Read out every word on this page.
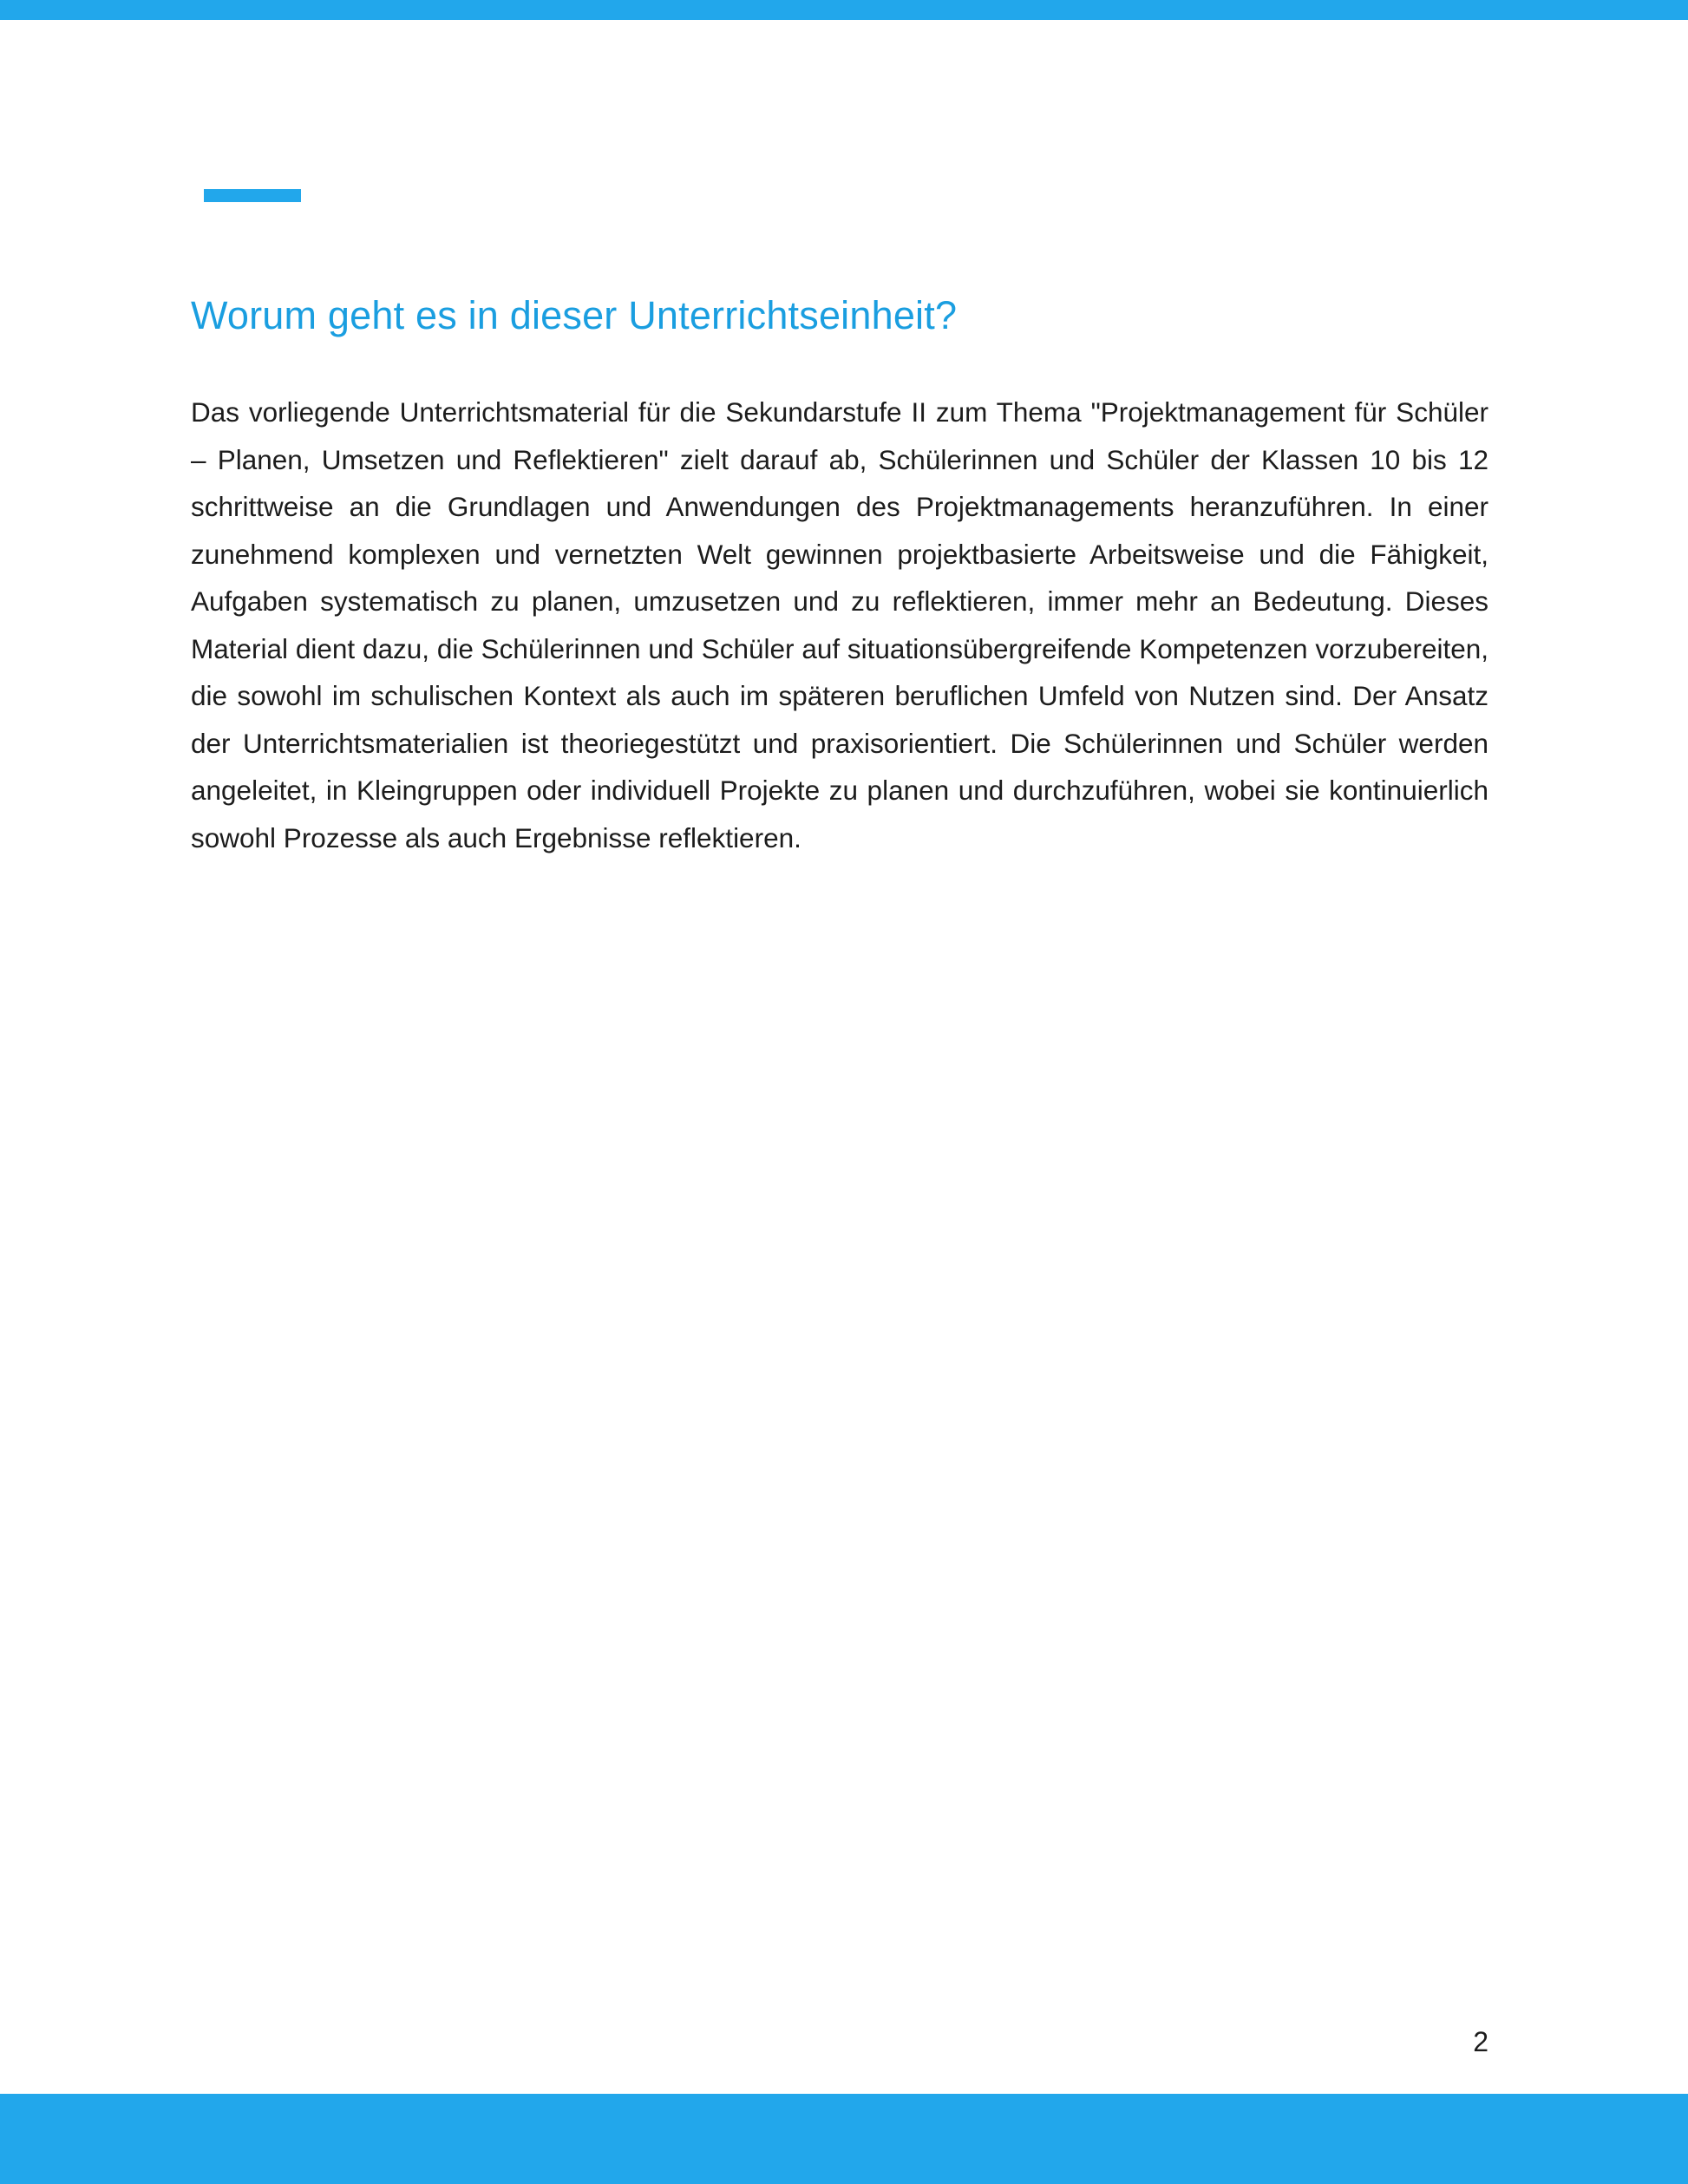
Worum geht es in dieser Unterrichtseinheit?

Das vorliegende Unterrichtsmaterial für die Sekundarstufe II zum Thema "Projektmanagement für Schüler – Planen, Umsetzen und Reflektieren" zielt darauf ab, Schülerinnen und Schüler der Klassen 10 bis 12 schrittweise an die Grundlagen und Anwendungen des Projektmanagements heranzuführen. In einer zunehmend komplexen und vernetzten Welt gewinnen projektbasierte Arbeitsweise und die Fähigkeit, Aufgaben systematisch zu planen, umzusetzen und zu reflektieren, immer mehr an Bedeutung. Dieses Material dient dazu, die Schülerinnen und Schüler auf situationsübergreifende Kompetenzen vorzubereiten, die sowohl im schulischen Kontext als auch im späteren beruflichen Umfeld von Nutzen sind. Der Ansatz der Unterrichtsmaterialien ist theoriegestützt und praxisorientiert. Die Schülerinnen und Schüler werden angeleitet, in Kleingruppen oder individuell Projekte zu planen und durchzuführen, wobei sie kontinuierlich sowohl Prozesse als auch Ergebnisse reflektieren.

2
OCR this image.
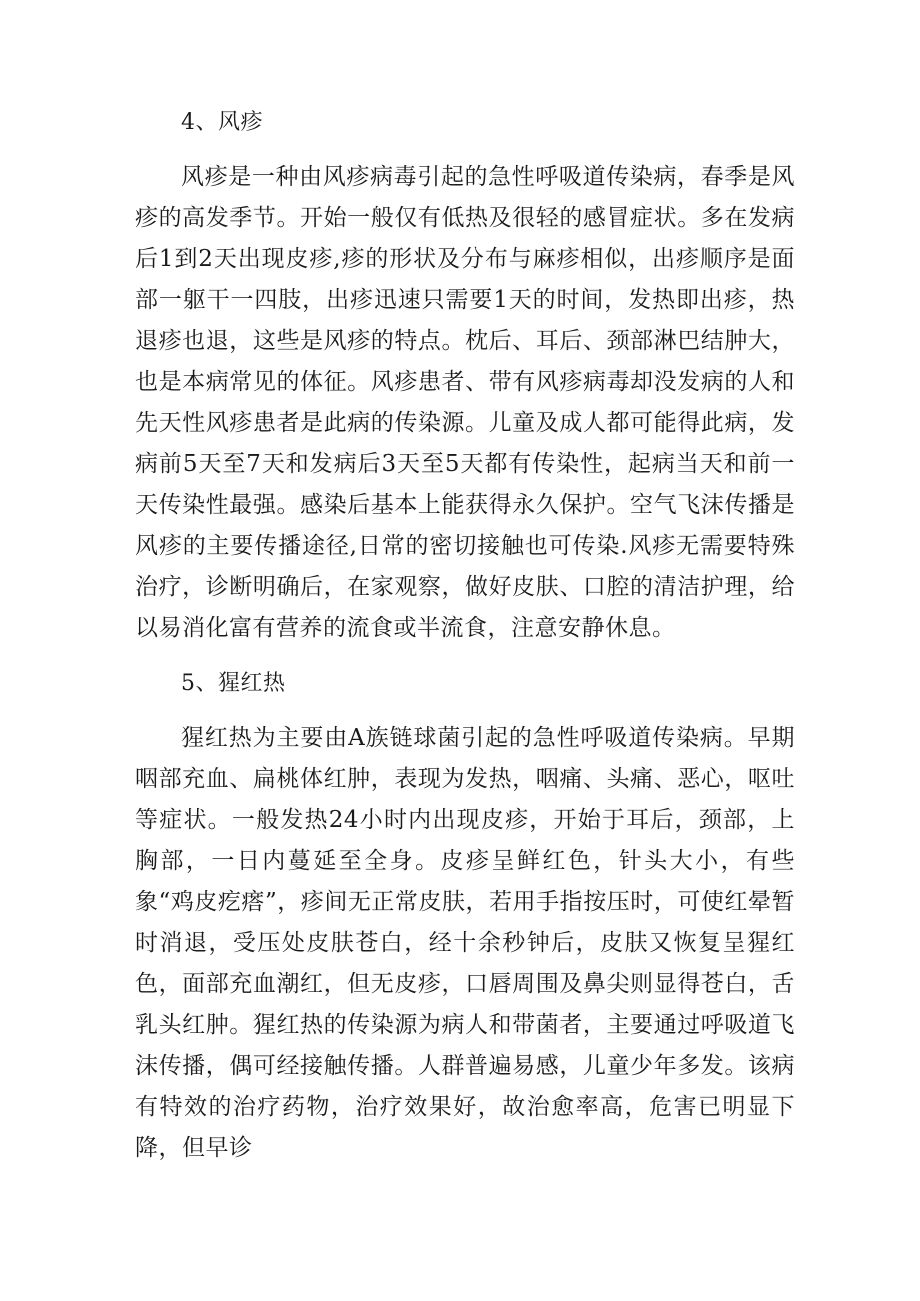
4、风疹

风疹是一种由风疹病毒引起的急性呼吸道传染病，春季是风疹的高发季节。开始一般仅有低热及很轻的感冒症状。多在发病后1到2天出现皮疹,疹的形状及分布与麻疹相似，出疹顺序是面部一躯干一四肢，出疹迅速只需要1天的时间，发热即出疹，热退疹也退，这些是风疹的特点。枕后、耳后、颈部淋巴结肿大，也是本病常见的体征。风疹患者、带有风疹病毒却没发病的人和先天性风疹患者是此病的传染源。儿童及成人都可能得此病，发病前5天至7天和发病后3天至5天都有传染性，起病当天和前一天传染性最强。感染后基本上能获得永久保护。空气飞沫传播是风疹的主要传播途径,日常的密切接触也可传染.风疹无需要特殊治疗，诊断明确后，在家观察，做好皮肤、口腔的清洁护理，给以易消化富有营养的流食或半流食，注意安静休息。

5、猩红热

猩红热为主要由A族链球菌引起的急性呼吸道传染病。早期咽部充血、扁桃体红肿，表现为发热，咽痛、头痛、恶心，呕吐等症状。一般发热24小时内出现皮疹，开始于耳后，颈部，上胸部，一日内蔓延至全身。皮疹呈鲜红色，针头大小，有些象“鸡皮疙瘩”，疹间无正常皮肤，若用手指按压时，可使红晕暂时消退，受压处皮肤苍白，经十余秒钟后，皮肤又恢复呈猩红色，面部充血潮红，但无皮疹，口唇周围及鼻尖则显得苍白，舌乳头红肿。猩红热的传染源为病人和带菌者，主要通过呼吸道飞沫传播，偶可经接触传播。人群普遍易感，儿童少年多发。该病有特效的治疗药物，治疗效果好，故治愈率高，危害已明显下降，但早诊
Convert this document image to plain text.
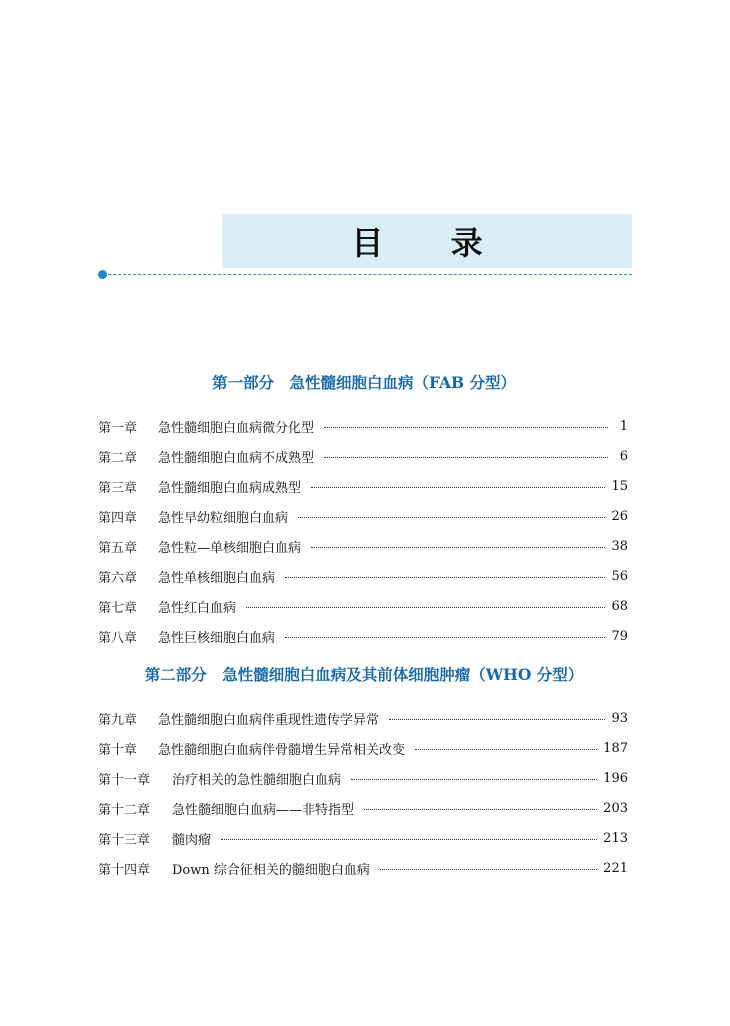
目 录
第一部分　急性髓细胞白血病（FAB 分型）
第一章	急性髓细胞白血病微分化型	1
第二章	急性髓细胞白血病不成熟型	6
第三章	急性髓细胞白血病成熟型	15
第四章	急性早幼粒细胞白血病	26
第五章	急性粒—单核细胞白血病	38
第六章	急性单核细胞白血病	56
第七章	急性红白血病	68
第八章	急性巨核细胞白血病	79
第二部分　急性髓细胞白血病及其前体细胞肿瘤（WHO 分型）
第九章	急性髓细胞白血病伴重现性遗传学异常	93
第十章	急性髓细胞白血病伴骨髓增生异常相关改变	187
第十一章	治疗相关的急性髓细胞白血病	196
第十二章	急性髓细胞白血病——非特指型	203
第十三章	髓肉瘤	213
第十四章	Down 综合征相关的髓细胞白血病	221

◆ **Task to carry out**: Copy the listing over exactly, skipping the pictures it holds.

◆ **Task output**:
Read out every word on this page.
Worum geht es in dieser Unterrichtseinheit?

Das vorliegende Unterrichtsmaterial für die Sekundarstufe II zum Thema "Projektmanagement für Schüler – Planen, Umsetzen und Reflektieren" zielt darauf ab, Schülerinnen und Schüler der Klassen 10 bis 12 schrittweise an die Grundlagen und Anwendungen des Projektmanagements heranzuführen. In einer zunehmend komplexen und vernetzten Welt gewinnen projektbasierte Arbeitsweise und die Fähigkeit, Aufgaben systematisch zu planen, umzusetzen und zu reflektieren, immer mehr an Bedeutung. Dieses Material dient dazu, die Schülerinnen und Schüler auf situationsübergreifende Kompetenzen vorzubereiten, die sowohl im schulischen Kontext als auch im späteren beruflichen Umfeld von Nutzen sind. Der Ansatz der Unterrichtsmaterialien ist theoriegestützt und praxisorientiert. Die Schülerinnen und Schüler werden angeleitet, in Kleingruppen oder individuell Projekte zu planen und durchzuführen, wobei sie kontinuierlich sowohl Prozesse als auch Ergebnisse reflektieren.

2
OCR this image.
4、风疹

风疹是一种由风疹病毒引起的急性呼吸道传染病，春季是风疹的高发季节。开始一般仅有低热及很轻的感冒症状。多在发病后1到2天出现皮疹,疹的形状及分布与麻疹相似，出疹顺序是面部一躯干一四肢，出疹迅速只需要1天的时间，发热即出疹，热退疹也退，这些是风疹的特点。枕后、耳后、颈部淋巴结肿大，也是本病常见的体征。风疹患者、带有风疹病毒却没发病的人和先天性风疹患者是此病的传染源。儿童及成人都可能得此病，发病前5天至7天和发病后3天至5天都有传染性，起病当天和前一天传染性最强。感染后基本上能获得永久保护。空气飞沫传播是风疹的主要传播途径,日常的密切接触也可传染.风疹无需要特殊治疗，诊断明确后，在家观察，做好皮肤、口腔的清洁护理，给以易消化富有营养的流食或半流食，注意安静休息。

5、猩红热

猩红热为主要由A族链球菌引起的急性呼吸道传染病。早期咽部充血、扁桃体红肿，表现为发热，咽痛、头痛、恶心，呕吐等症状。一般发热24小时内出现皮疹，开始于耳后，颈部，上胸部，一日内蔓延至全身。皮疹呈鲜红色，针头大小，有些象“鸡皮疙瘩”，疹间无正常皮肤，若用手指按压时，可使红晕暂时消退，受压处皮肤苍白，经十余秒钟后，皮肤又恢复呈猩红色，面部充血潮红，但无皮疹，口唇周围及鼻尖则显得苍白，舌乳头红肿。猩红热的传染源为病人和带菌者，主要通过呼吸道飞沫传播，偶可经接触传播。人群普遍易感，儿童少年多发。该病有特效的治疗药物，治疗效果好，故治愈率高，危害已明显下降，但早诊
Convert this document image to plain text.
目 录
第一部分　急性髓细胞白血病（FAB 分型）
第一章	急性髓细胞白血病微分化型	1
第二章	急性髓细胞白血病不成熟型	6
第三章	急性髓细胞白血病成熟型	15
第四章	急性早幼粒细胞白血病	26
第五章	急性粒—单核细胞白血病	38
第六章	急性单核细胞白血病	56
第七章	急性红白血病	68
第八章	急性巨核细胞白血病	79
第二部分　急性髓细胞白血病及其前体细胞肿瘤（WHO 分型）
第九章	急性髓细胞白血病伴重现性遗传学异常	93
第十章	急性髓细胞白血病伴骨髓增生异常相关改变	187
第十一章	治疗相关的急性髓细胞白血病	196
第十二章	急性髓细胞白血病——非特指型	203
第十三章	髓肉瘤	213
第十四章	Down 综合征相关的髓细胞白血病	221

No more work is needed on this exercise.